▸ **Exercise brief**:
Go through the entries below and copy each line containing the word "steel".

[Figure collection entries]
— START —

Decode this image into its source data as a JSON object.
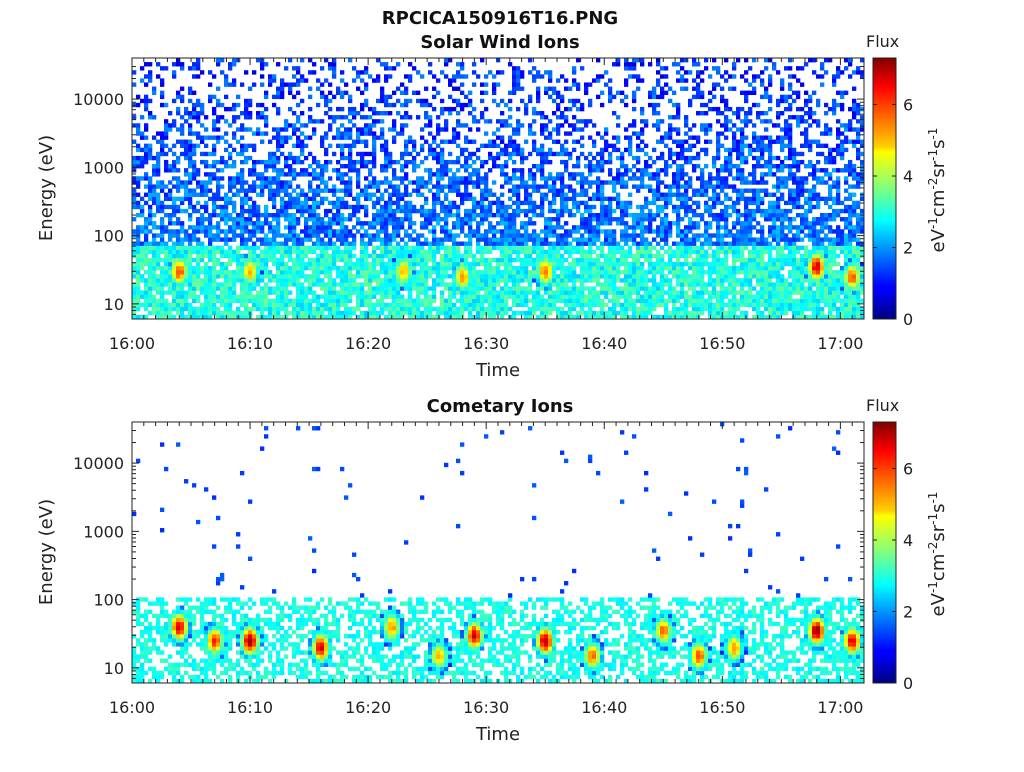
{
  "figure": {
    "title": "RPCICA150916T16.PNG"
  },
  "colors": {
    "colormap": "jet",
    "axis": "#222222",
    "background": "#ffffff"
  },
  "chart_data": [
    {
      "type": "heatmap",
      "title": "Solar Wind Ions",
      "xlabel": "Time",
      "ylabel": "Energy (eV)",
      "x_range": [
        "16:00",
        "17:02"
      ],
      "x_ticks": [
        "16:00",
        "16:10",
        "16:20",
        "16:30",
        "16:40",
        "16:50",
        "17:00"
      ],
      "y_scale": "log",
      "y_range": [
        6,
        40000
      ],
      "y_ticks": [
        10,
        100,
        1000,
        10000
      ],
      "y_tick_labels": [
        "10",
        "100",
        "1000",
        "10000"
      ],
      "colorbar": {
        "title": "Flux",
        "label": "eV-1cm-2sr-1s-1",
        "range": [
          0,
          7.3
        ],
        "ticks": [
          0,
          2,
          4,
          6
        ]
      },
      "description_values": {
        "background_flux_low_energy": 2.8,
        "background_flux_high_energy": 1.2,
        "peak_flux": 6.5
      },
      "hotspots": [
        {
          "time": "16:04",
          "energy_eV": 30,
          "flux": 5.8
        },
        {
          "time": "16:10",
          "energy_eV": 30,
          "flux": 5.0
        },
        {
          "time": "16:23",
          "energy_eV": 30,
          "flux": 5.0
        },
        {
          "time": "16:28",
          "energy_eV": 25,
          "flux": 5.2
        },
        {
          "time": "16:35",
          "energy_eV": 30,
          "flux": 5.5
        },
        {
          "time": "16:58",
          "energy_eV": 35,
          "flux": 6.5
        },
        {
          "time": "17:01",
          "energy_eV": 25,
          "flux": 5.6
        }
      ]
    },
    {
      "type": "heatmap",
      "title": "Cometary Ions",
      "xlabel": "Time",
      "ylabel": "Energy (eV)",
      "x_range": [
        "16:00",
        "17:02"
      ],
      "x_ticks": [
        "16:00",
        "16:10",
        "16:20",
        "16:30",
        "16:40",
        "16:50",
        "17:00"
      ],
      "y_scale": "log",
      "y_range": [
        6,
        40000
      ],
      "y_ticks": [
        10,
        100,
        1000,
        10000
      ],
      "y_tick_labels": [
        "10",
        "100",
        "1000",
        "10000"
      ],
      "colorbar": {
        "title": "Flux",
        "label": "eV-1cm-2sr-1s-1",
        "range": [
          0,
          7.3
        ],
        "ticks": [
          0,
          2,
          4,
          6
        ]
      },
      "hotspots": [
        {
          "time": "16:04",
          "energy_eV": 40,
          "flux": 6.5
        },
        {
          "time": "16:07",
          "energy_eV": 25,
          "flux": 6.0
        },
        {
          "time": "16:10",
          "energy_eV": 25,
          "flux": 7.0
        },
        {
          "time": "16:16",
          "energy_eV": 20,
          "flux": 6.5
        },
        {
          "time": "16:22",
          "energy_eV": 40,
          "flux": 5.2
        },
        {
          "time": "16:26",
          "energy_eV": 15,
          "flux": 5.0
        },
        {
          "time": "16:29",
          "energy_eV": 30,
          "flux": 6.5
        },
        {
          "time": "16:35",
          "energy_eV": 25,
          "flux": 6.8
        },
        {
          "time": "16:39",
          "energy_eV": 15,
          "flux": 5.5
        },
        {
          "time": "16:45",
          "energy_eV": 35,
          "flux": 5.5
        },
        {
          "time": "16:48",
          "energy_eV": 15,
          "flux": 5.8
        },
        {
          "time": "16:51",
          "energy_eV": 20,
          "flux": 5.2
        },
        {
          "time": "16:58",
          "energy_eV": 35,
          "flux": 7.0
        },
        {
          "time": "17:01",
          "energy_eV": 25,
          "flux": 6.5
        }
      ]
    }
  ]
}
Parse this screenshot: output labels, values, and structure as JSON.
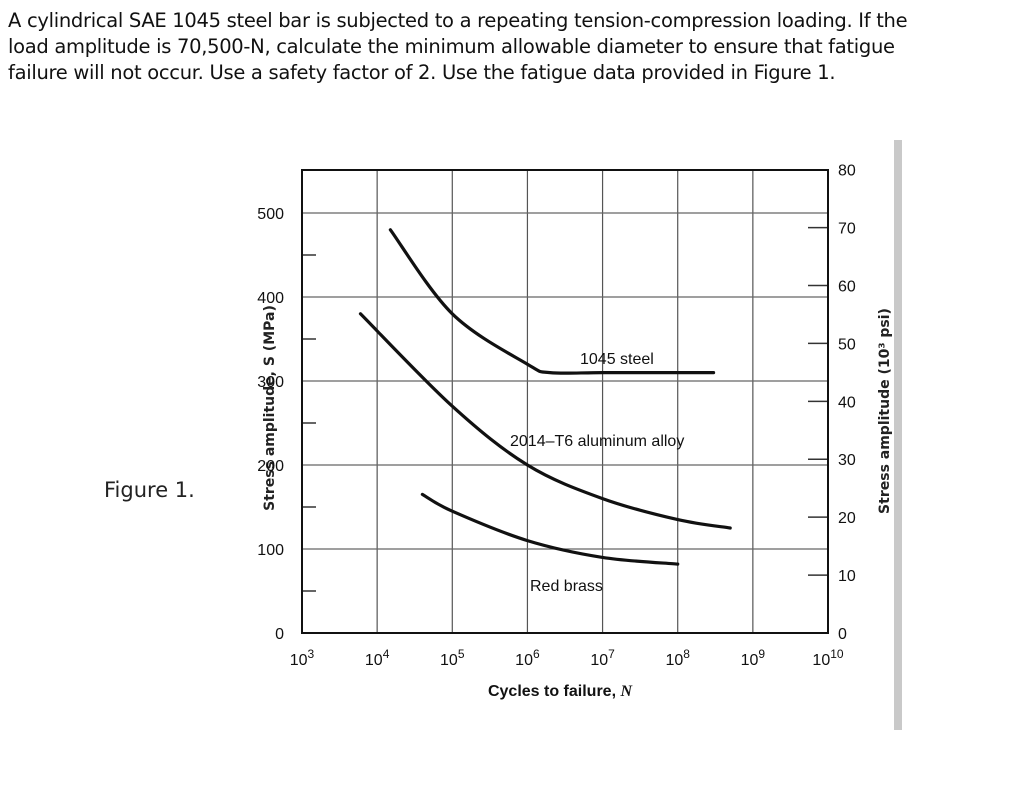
{
  "problem": {
    "lines": [
      "A cylindrical SAE 1045 steel bar is subjected to a repeating tension-compression loading. If the",
      "load amplitude is 70,500-N, calculate the minimum allowable diameter to ensure that fatigue",
      "failure will not occur. Use a safety factor of 2. Use the fatigue data provided in Figure 1."
    ]
  },
  "figure": {
    "label": "Figure 1."
  },
  "chart_data": {
    "type": "line",
    "title": "",
    "xlabel": "Cycles to failure, N",
    "ylabel": "Stress amplitude, S (MPa)",
    "ylabel_secondary": "Stress amplitude (10³ psi)",
    "xscale": "log",
    "xlim": [
      1000,
      10000000000
    ],
    "ylim": [
      0,
      550
    ],
    "ylim_secondary": [
      0,
      80
    ],
    "grid": true,
    "x_tick_labels": [
      "10³",
      "10⁴",
      "10⁵",
      "10⁶",
      "10⁷",
      "10⁸",
      "10⁹",
      "10¹⁰"
    ],
    "y_tick_labels": [
      "0",
      "100",
      "200",
      "300",
      "400",
      "500"
    ],
    "y_tick_labels_secondary": [
      "0",
      "10",
      "20",
      "30",
      "40",
      "50",
      "60",
      "70",
      "80"
    ],
    "series": [
      {
        "name": "1045 steel",
        "points": [
          [
            15000,
            480
          ],
          [
            100000,
            380
          ],
          [
            1000000,
            320
          ],
          [
            2000000,
            310
          ],
          [
            10000000,
            310
          ],
          [
            100000000,
            310
          ],
          [
            300000000,
            310
          ]
        ]
      },
      {
        "name": "2014–T6 aluminum alloy",
        "points": [
          [
            6000,
            380
          ],
          [
            100000,
            270
          ],
          [
            1000000,
            200
          ],
          [
            10000000,
            160
          ],
          [
            100000000,
            135
          ],
          [
            500000000,
            125
          ]
        ]
      },
      {
        "name": "Red brass",
        "points": [
          [
            40000,
            165
          ],
          [
            100000,
            145
          ],
          [
            1000000,
            110
          ],
          [
            10000000,
            90
          ],
          [
            100000000,
            82
          ]
        ]
      }
    ],
    "annotations": [
      {
        "text": "1045 steel",
        "near": "steel endurance plateau ~310 MPa"
      },
      {
        "text": "2014–T6 aluminum alloy"
      },
      {
        "text": "Red brass"
      }
    ]
  }
}
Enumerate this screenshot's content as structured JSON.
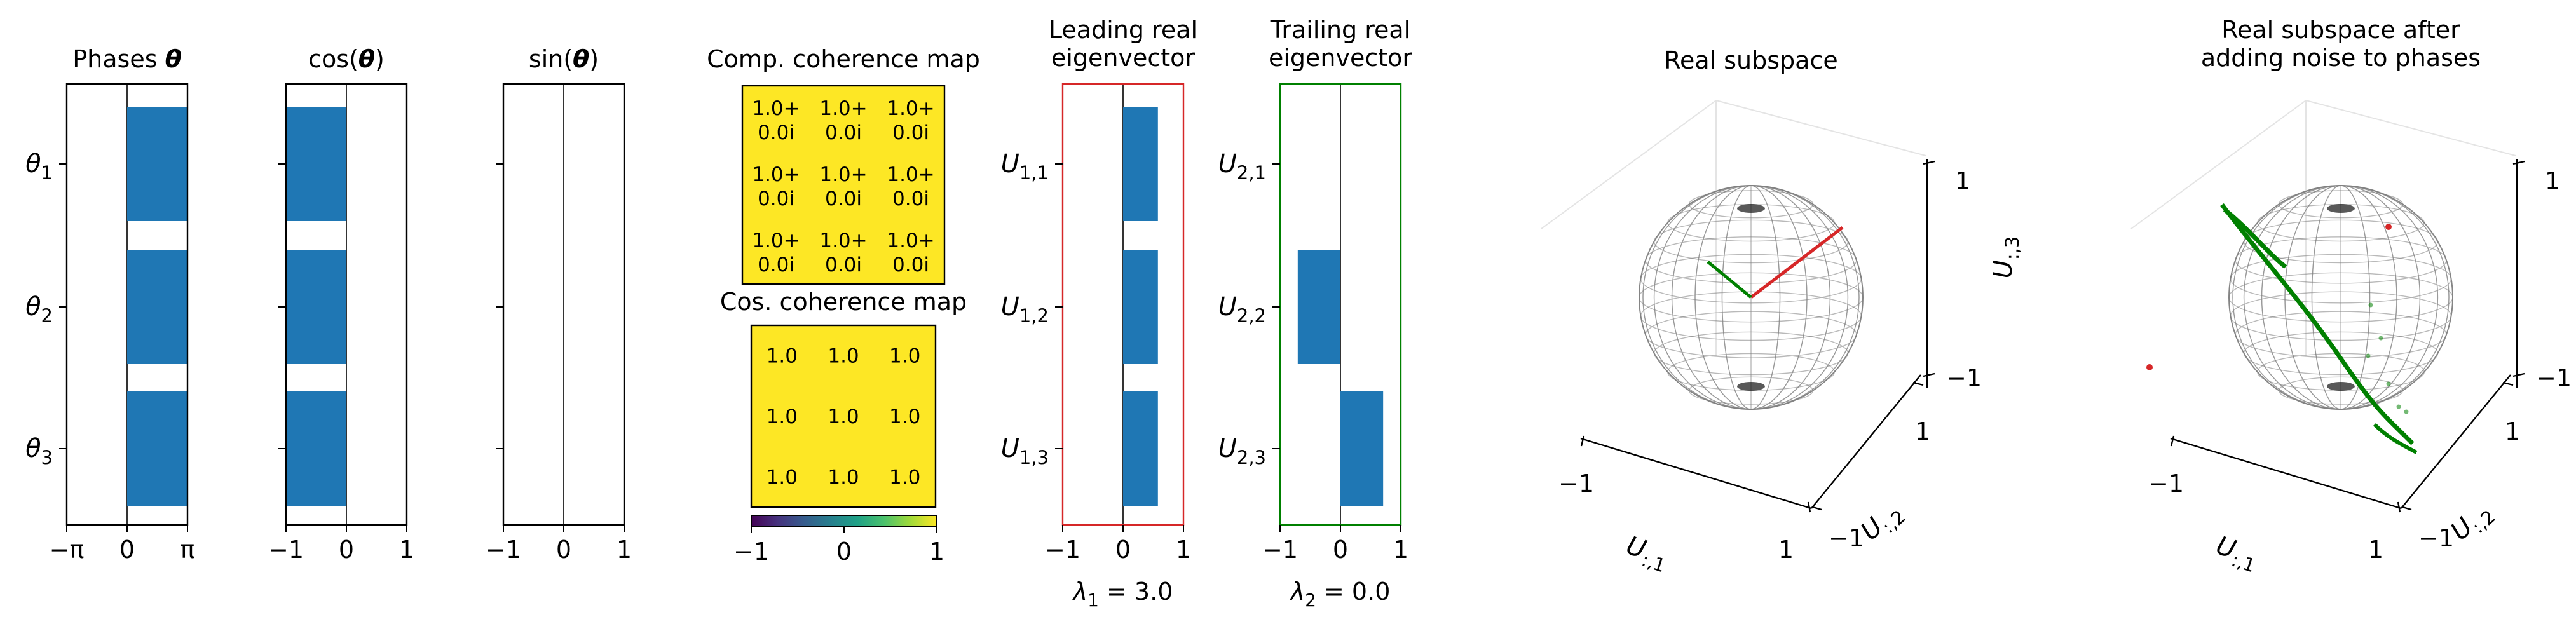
{
  "colors": {
    "bar": "#1f77b4",
    "heat_high": "#fde725",
    "leading": "#d62728",
    "trailing": "#008000",
    "sphere_line": "#808080"
  },
  "chart_data": [
    {
      "id": "phases",
      "type": "bar",
      "orientation": "horizontal",
      "title": "Phases θ",
      "title_parts": [
        "Phases ",
        "θ"
      ],
      "categories": [
        "θ1",
        "θ2",
        "θ3"
      ],
      "values": [
        3.1416,
        3.1416,
        3.1416
      ],
      "xlim": [
        -3.1416,
        3.1416
      ],
      "xticks": [
        -3.1416,
        0,
        3.1416
      ],
      "xtick_labels": [
        "−π",
        "0",
        "π"
      ]
    },
    {
      "id": "cos",
      "type": "bar",
      "orientation": "horizontal",
      "title": "cos(θ)",
      "title_parts": [
        "cos(",
        "θ",
        ")"
      ],
      "categories": [
        "θ1",
        "θ2",
        "θ3"
      ],
      "values": [
        -1.0,
        -1.0,
        -1.0
      ],
      "xlim": [
        -1,
        1
      ],
      "xticks": [
        -1,
        0,
        1
      ],
      "xtick_labels": [
        "−1",
        "0",
        "1"
      ]
    },
    {
      "id": "sin",
      "type": "bar",
      "orientation": "horizontal",
      "title": "sin(θ)",
      "title_parts": [
        "sin(",
        "θ",
        ")"
      ],
      "categories": [
        "θ1",
        "θ2",
        "θ3"
      ],
      "values": [
        0,
        0,
        0
      ],
      "xlim": [
        -1,
        1
      ],
      "xticks": [
        -1,
        0,
        1
      ],
      "xtick_labels": [
        "−1",
        "0",
        "1"
      ]
    },
    {
      "id": "comp_coherence",
      "type": "heatmap",
      "title": "Comp. coherence map",
      "cells": [
        [
          "1.0+\n0.0i",
          "1.0+\n0.0i",
          "1.0+\n0.0i"
        ],
        [
          "1.0+\n0.0i",
          "1.0+\n0.0i",
          "1.0+\n0.0i"
        ],
        [
          "1.0+\n0.0i",
          "1.0+\n0.0i",
          "1.0+\n0.0i"
        ]
      ]
    },
    {
      "id": "cos_coherence",
      "type": "heatmap",
      "title": "Cos. coherence map",
      "cells": [
        [
          "1.0",
          "1.0",
          "1.0"
        ],
        [
          "1.0",
          "1.0",
          "1.0"
        ],
        [
          "1.0",
          "1.0",
          "1.0"
        ]
      ],
      "colorbar": {
        "range": [
          -1,
          1
        ],
        "ticks": [
          "−1",
          "0",
          "1"
        ],
        "colormap": "viridis"
      }
    },
    {
      "id": "leading",
      "type": "bar",
      "orientation": "horizontal",
      "title": "Leading real\neigenvector",
      "categories": [
        "U1,1",
        "U1,2",
        "U1,3"
      ],
      "values": [
        0.577,
        0.577,
        0.577
      ],
      "xlim": [
        -1,
        1
      ],
      "xticks": [
        -1,
        0,
        1
      ],
      "xtick_labels": [
        "−1",
        "0",
        "1"
      ],
      "caption": "λ1 = 3.0",
      "caption_parts": [
        "λ",
        "1",
        " = 3.0"
      ]
    },
    {
      "id": "trailing",
      "type": "bar",
      "orientation": "horizontal",
      "title": "Trailing real\neigenvector",
      "categories": [
        "U2,1",
        "U2,2",
        "U2,3"
      ],
      "values": [
        0.0,
        -0.707,
        0.707
      ],
      "xlim": [
        -1,
        1
      ],
      "xticks": [
        -1,
        0,
        1
      ],
      "xtick_labels": [
        "−1",
        "0",
        "1"
      ],
      "caption": "λ2 = 0.0",
      "caption_parts": [
        "λ",
        "2",
        " = 0.0"
      ]
    },
    {
      "id": "real_subspace",
      "type": "scatter",
      "title": "Real subspace",
      "axis_labels": {
        "x": "U:,1",
        "y": "U:,2",
        "z": "U:,3"
      },
      "ticks": {
        "x": [
          "−1",
          "1"
        ],
        "y": [
          "−1",
          "1"
        ],
        "z": [
          "−1",
          "1"
        ]
      }
    },
    {
      "id": "noisy_subspace",
      "type": "scatter",
      "title": "Real subspace after\nadding noise to phases",
      "axis_labels": {
        "x": "U:,1",
        "y": "U:,2",
        "z": "U:,3"
      },
      "ticks": {
        "x": [
          "−1",
          "1"
        ],
        "y": [
          "−1",
          "1"
        ],
        "z": [
          "−1",
          "1"
        ]
      }
    }
  ]
}
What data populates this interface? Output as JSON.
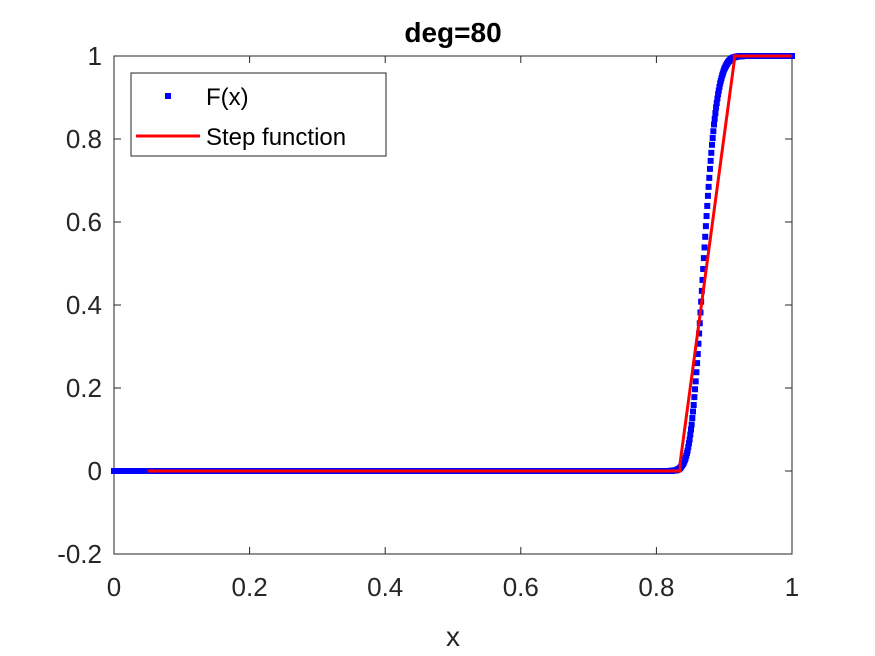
{
  "chart_data": {
    "type": "line",
    "title": "deg=80",
    "xlabel": "x",
    "ylabel": "",
    "xlim": [
      0,
      1
    ],
    "ylim": [
      -0.2,
      1
    ],
    "xticks": [
      0,
      0.2,
      0.4,
      0.6,
      0.8,
      1
    ],
    "yticks": [
      -0.2,
      0,
      0.2,
      0.4,
      0.6,
      0.8,
      1
    ],
    "xtick_labels": [
      "0",
      "0.2",
      "0.4",
      "0.6",
      "0.8",
      "1"
    ],
    "ytick_labels": [
      "-0.2",
      "0",
      "0.2",
      "0.4",
      "0.6",
      "0.8",
      "1"
    ],
    "grid": false,
    "legend_position": "top-left",
    "series": [
      {
        "name": "F(x)",
        "style": "markers",
        "color": "#0000ff",
        "x": [
          0,
          0.05,
          0.1,
          0.2,
          0.3,
          0.4,
          0.5,
          0.6,
          0.7,
          0.8,
          0.82,
          0.83,
          0.835,
          0.84,
          0.843,
          0.846,
          0.849,
          0.852,
          0.855,
          0.858,
          0.861,
          0.864,
          0.867,
          0.87,
          0.873,
          0.876,
          0.879,
          0.882,
          0.885,
          0.888,
          0.891,
          0.894,
          0.897,
          0.9,
          0.903,
          0.906,
          0.909,
          0.912,
          0.915,
          0.92,
          0.93,
          0.95,
          0.97,
          1
        ],
        "y": [
          0,
          0,
          0,
          0,
          0,
          0,
          0,
          0,
          0,
          0,
          0,
          0.002,
          0.007,
          0.019,
          0.031,
          0.049,
          0.076,
          0.112,
          0.159,
          0.216,
          0.282,
          0.356,
          0.434,
          0.513,
          0.59,
          0.663,
          0.728,
          0.786,
          0.835,
          0.876,
          0.908,
          0.934,
          0.953,
          0.968,
          0.978,
          0.986,
          0.991,
          0.995,
          0.997,
          0.999,
          1,
          1,
          1,
          1
        ]
      },
      {
        "name": "Step function",
        "style": "line",
        "color": "#ff0000",
        "x": [
          0.05,
          0.835,
          0.835,
          0.915,
          0.915,
          1
        ],
        "y": [
          0,
          0,
          0.02,
          0.99,
          1,
          1
        ]
      }
    ]
  }
}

— END —

▸ **Response below**:
      "A cylindrical SAE 1045 steel bar is subjected to a repeating tension-compression loading. If the",
        "name": "1045 steel",
        "text": "1045 steel",
        "near": "steel endurance plateau ~310 MPa"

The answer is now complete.